>>

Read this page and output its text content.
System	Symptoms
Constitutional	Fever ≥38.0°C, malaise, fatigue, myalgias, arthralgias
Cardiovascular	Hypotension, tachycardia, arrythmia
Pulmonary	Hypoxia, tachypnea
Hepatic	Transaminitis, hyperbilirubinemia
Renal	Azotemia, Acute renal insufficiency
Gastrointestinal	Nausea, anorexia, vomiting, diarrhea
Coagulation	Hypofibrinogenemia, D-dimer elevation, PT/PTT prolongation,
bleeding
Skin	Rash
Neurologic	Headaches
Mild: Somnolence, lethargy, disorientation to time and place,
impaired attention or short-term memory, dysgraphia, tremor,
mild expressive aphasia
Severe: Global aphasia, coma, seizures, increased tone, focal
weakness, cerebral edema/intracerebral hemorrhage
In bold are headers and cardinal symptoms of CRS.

<<

- OBJECTIVE
Provide all the records again, word for word.

- FULL SOLUTION
Read this page and output its text content.
System	Symptoms
Constitutional	Fever ≥38.0°C, malaise, fatigue, myalgias, arthralgias
Cardiovascular	Hypotension, tachycardia, arrythmia
Pulmonary	Hypoxia, tachypnea
Hepatic	Transaminitis, hyperbilirubinemia
Renal	Azotemia, Acute renal insufficiency
Gastrointestinal	Nausea, anorexia, vomiting, diarrhea
Coagulation	Hypofibrinogenemia, D-dimer elevation, PT/PTT prolongation,
bleeding
Skin	Rash
Neurologic	Headaches
Mild: Somnolence, lethargy, disorientation to time and place,
impaired attention or short-term memory, dysgraphia, tremor,
mild expressive aphasia
Severe: Global aphasia, coma, seizures, increased tone, focal
weakness, cerebral edema/intracerebral hemorrhage
In bold are headers and cardinal symptoms of CRS.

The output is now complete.